===== Data extract

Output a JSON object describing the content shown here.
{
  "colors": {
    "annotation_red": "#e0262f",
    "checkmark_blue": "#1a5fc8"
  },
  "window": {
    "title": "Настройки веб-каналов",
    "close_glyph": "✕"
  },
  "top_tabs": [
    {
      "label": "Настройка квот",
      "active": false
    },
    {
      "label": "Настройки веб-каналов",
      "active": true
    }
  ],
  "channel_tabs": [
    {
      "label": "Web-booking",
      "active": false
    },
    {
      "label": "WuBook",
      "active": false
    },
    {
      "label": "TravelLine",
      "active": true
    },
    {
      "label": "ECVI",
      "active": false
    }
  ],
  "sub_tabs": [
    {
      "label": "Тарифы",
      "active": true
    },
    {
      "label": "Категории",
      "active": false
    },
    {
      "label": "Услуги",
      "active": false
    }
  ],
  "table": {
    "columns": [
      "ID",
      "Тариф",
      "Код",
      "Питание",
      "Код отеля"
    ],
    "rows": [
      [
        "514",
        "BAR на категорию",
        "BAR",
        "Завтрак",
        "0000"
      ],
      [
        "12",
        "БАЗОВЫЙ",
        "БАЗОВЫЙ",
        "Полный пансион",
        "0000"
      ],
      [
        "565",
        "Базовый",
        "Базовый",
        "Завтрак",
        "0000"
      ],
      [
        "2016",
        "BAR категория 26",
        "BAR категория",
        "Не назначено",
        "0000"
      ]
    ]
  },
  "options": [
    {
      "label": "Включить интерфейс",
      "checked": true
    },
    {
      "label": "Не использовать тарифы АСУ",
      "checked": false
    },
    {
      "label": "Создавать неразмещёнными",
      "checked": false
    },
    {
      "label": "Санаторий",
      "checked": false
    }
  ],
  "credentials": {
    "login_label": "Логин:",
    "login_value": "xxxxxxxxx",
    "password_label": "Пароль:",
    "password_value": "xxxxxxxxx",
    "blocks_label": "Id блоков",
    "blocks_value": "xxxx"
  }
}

==========

| Task brief |
Copy out the whole listing, exactly as written.

| Response to this task |
Output a JSON object describing the content shown here.
{
  "colors": {
    "annotation_red": "#e0262f",
    "checkmark_blue": "#1a5fc8"
  },
  "window": {
    "title": "Настройки веб-каналов",
    "close_glyph": "✕"
  },
  "top_tabs": [
    {
      "label": "Настройка квот",
      "active": false
    },
    {
      "label": "Настройки веб-каналов",
      "active": true
    }
  ],
  "channel_tabs": [
    {
      "label": "Web-booking",
      "active": false
    },
    {
      "label": "WuBook",
      "active": false
    },
    {
      "label": "TravelLine",
      "active": true
    },
    {
      "label": "ECVI",
      "active": false
    }
  ],
  "sub_tabs": [
    {
      "label": "Тарифы",
      "active": true
    },
    {
      "label": "Категории",
      "active": false
    },
    {
      "label": "Услуги",
      "active": false
    }
  ],
  "table": {
    "columns": [
      "ID",
      "Тариф",
      "Код",
      "Питание",
      "Код отеля"
    ],
    "rows": [
      [
        "514",
        "BAR на категорию",
        "BAR",
        "Завтрак",
        "0000"
      ],
      [
        "12",
        "БАЗОВЫЙ",
        "БАЗОВЫЙ",
        "Полный пансион",
        "0000"
      ],
      [
        "565",
        "Базовый",
        "Базовый",
        "Завтрак",
        "0000"
      ],
      [
        "2016",
        "BAR категория 26",
        "BAR категория",
        "Не назначено",
        "0000"
      ]
    ]
  },
  "options": [
    {
      "label": "Включить интерфейс",
      "checked": true
    },
    {
      "label": "Не использовать тарифы АСУ",
      "checked": false
    },
    {
      "label": "Создавать неразмещёнными",
      "checked": false
    },
    {
      "label": "Санаторий",
      "checked": false
    }
  ],
  "credentials": {
    "login_label": "Логин:",
    "login_value": "xxxxxxxxx",
    "password_label": "Пароль:",
    "password_value": "xxxxxxxxx",
    "blocks_label": "Id блоков",
    "blocks_value": "xxxx"
  }
}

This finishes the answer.